#### [Source excerpt]
Symplectomorphisms preserves Hamiltonian equations

Question

Let $(M_1,\omega_1)$, $(M_2,\omega_2)$ be symplectic manifolds and let $\psi:(M_1,\omega_1)\rightarrow (M_2,\omega_2)$ be a symplectomorphism. Consider a Hamiltonian $H\in\mathcal{C}^\infty(M_2)$. Show that a curve $t\mapsto \gamma(t)\in M_1$ solves Hamilton equation for $\tilde{H}:=H\circ\psi$ $\iff$ the curve $t\mapsto \psi\circ\gamma(t)\in M_2$ solves them for $H$.
It will be great if it is obtained as a corollary of the fact that $X_{H\circ\psi}=\psi^*(X_H)$.
Thank you

Answer 1

My attempt.
Proposition 1
Let $(M_1,\omega_1)$, $(M_2,\omega_2)$ be symplectic manifolds and let $\psi:(M_1,\omega_1)\rightarrow (M_2,\omega_2)$ be a symplectomorphism. Let, moreover $H\in\mathcal{C}^\infty(M_2)$ be a Hamiltonian, with Hamiltonian vector field $X_H\in\Gamma(TM_2)$.
Then $\psi^*(X_H)$ is the Hamiltonian vector field w.r.t. the Hamiltonian $\tilde{H}:=H\circ\psi\in\mathcal{C}^\infty(M_1)$, i.e. \begin{equation} \label{ciao} X_{H\circ\psi}=\psi^*(X_H). \end{equation}

proof \begin{equation*} d(H\circ\psi)=d(\psi^*H)=\psi^*dH=-\psi^*\left(i_{X_H}\omega_2\right)=-i_{\psi^*X_H}\psi^*\omega_2=-i_{\psi^*X_H}\omega_1, \end{equation*} so $\psi^*X_H$ is the unique Hamiltonian vector field w.r.t $H\circ\psi$.

Corollary 1
$X_{H\circ\psi}$ and $X_H$ are $\psi$-related

proof
We can explicit conclusion of Proposition 1, which means that $\forall p\in M_1$, $\forall h\in\mathcal{C}^\infty(M_1)$ \begin{equation} \label{expanded correlation Hamiltonian vector fields} (X_{H\circ\psi})_p(h)=(\psi^*X_H)_p(h)=:(X_H)_{\psi(p)}(h\circ\psi^{-1}), \end{equation} where we have developed the pull-back of vector fields through diffeomorphisms. Now, take any $p\in M_1$ and $g\in\mathcal{C}^\infty(M_2)$, then \begin{equation} \label{first related vector fields} \left[T_p\psi((X_{H\circ\psi})_p)\right](g)=(X_{H\circ\psi})_p(g\circ\psi); \end{equation} apply the first equation with $h:=g\circ \psi$, then we have \begin{equation*} \left[T_p\psi((X_{H\circ\psi})_p)\right](g)=(X_H)_{\psi(p)}(g\circ\psi\circ\psi^{-1})=(X_H)_{\psi(p)}(g). \end{equation*} Since this hold for every $g\in\mathcal{C}^\infty(M_2)$, we conclude that \begin{equation*} \left[T_p\psi((X_{H\circ\psi})_p)\right]=(X_H)_{\psi(p)}(g\circ\psi\circ\psi^{-1})=(X_H)_{\psi(p)}, \end{equation*} which means exactly that $X_{H\circ\psi}$ and $X_H$ are $\psi$-related.

#### [Data provided]
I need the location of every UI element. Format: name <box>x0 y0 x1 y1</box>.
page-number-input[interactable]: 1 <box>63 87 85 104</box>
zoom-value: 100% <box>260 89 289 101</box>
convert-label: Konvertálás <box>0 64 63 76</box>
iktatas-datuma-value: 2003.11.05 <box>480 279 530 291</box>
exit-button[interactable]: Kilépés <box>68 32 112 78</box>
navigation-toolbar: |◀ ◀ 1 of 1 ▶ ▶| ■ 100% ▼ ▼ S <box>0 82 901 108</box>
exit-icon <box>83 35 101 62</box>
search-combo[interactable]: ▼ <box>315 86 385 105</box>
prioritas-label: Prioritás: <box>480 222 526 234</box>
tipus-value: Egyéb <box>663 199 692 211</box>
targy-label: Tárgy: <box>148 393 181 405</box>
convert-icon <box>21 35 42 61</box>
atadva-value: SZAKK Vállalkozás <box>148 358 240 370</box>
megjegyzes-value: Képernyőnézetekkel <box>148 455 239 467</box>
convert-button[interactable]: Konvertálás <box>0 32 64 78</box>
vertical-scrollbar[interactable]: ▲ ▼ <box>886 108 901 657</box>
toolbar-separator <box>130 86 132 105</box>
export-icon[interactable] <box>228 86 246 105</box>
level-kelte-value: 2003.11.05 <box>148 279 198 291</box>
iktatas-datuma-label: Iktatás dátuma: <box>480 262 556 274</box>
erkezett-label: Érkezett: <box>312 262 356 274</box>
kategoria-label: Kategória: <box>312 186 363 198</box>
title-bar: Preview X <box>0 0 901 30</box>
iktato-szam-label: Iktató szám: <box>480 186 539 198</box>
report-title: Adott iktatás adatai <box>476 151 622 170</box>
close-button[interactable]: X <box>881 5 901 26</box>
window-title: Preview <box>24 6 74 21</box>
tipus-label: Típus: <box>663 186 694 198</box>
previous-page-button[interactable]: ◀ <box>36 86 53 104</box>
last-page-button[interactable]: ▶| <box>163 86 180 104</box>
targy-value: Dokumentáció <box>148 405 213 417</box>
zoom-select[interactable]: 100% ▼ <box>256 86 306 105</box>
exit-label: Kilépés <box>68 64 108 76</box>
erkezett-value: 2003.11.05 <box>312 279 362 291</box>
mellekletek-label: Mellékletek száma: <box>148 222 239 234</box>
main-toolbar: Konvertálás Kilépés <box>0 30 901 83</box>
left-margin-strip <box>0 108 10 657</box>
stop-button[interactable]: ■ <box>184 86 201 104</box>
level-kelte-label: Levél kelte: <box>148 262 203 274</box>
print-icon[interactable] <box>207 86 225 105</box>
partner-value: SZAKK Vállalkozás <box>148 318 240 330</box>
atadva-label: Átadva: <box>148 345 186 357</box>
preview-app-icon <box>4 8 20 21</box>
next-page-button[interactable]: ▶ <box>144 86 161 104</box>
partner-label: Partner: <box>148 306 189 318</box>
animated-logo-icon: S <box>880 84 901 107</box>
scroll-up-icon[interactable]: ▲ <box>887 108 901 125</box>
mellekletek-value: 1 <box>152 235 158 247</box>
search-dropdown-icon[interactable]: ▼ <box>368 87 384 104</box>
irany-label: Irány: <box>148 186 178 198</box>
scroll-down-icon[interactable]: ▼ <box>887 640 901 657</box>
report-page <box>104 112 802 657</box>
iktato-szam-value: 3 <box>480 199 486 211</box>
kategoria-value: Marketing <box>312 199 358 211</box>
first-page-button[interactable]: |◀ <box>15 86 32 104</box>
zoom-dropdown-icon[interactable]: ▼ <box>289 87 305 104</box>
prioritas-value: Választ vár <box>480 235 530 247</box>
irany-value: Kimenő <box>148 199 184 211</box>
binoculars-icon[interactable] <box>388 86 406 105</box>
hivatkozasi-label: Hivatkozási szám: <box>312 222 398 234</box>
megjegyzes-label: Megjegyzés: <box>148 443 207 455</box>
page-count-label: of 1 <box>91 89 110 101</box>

#### [What you will do]
1. Write out the symplectomorphism thread from "Then $\psi^*(X_H)$ is" up to and including "field w.r.t $H\circ\psi$.", word for word.
2. Please continue the symplectomorphism thread from the point where it stops.
The data is separate material, apart from the symplectomorphism thread.

#### [Exercise answers]
1.
Then $\psi^*(X_H)$ is the Hamiltonian vector field w.r.t. the Hamiltonian $\tilde{H}:=H\circ\psi\in\mathcal{C}^\infty(M_1)$, i.e. \begin{equation} \label{ciao} X_{H\circ\psi}=\psi^*(X_H). \end{equation}

proof \begin{equation*} d(H\circ\psi)=d(\psi^*H)=\psi^*dH=-\psi^*\left(i_{X_H}\omega_2\right)=-i_{\psi^*X_H}\psi^*\omega_2=-i_{\psi^*X_H}\omega_1, \end{equation*} so $\psi^*X_H$ is the unique Hamiltonian vector field w.r.t $H\circ\psi$.

2.
Proposition 2
Let $F:M\rightarrow N$ be a smooth map between manifolds and suppose that $X\in\Gamma(TM)$, $Y\in\Gamma(TN)$ are $F$-related vector fields. Then $F$ takes integral curves of $X$ to integral curves of $Y$.

Proof
Let $\gamma:\mathcal{I}\rightarrow M$ be an integral curve of $X$, we have to show that $\sigma:=F\circ\gamma$ is an integral curve of $Y$: \begin{equation*} \dot{\sigma}(t)=\frac{d}{dt}(F\circ\gamma)(t)=T_{\gamma(t)}F(\dot{\gamma}(t))=T_{\gamma(t)}F(X_{\gamma(t)})=Y_{F(\gamma(t))}=Y_{\sigma(t)}. \end{equation*}

Conclusion
Symplectomorphisms preserve Hamilton's equations.

proof
Let $\psi$ be a symplectomorphism, then, thanks to Corollary 1, we see that Hamiltonian vector fields $X_{H\circ\psi}$ and $X_H$ are related through $\psi$. Moreover by Proposition 2, $\psi$ maps integral curves to integral curves of $\psi$-related generic vector fields. But integral curves of Hamiltonian vector fields are solutions of Hamilton's equations and so $\psi$ preserves Hamilton's equations.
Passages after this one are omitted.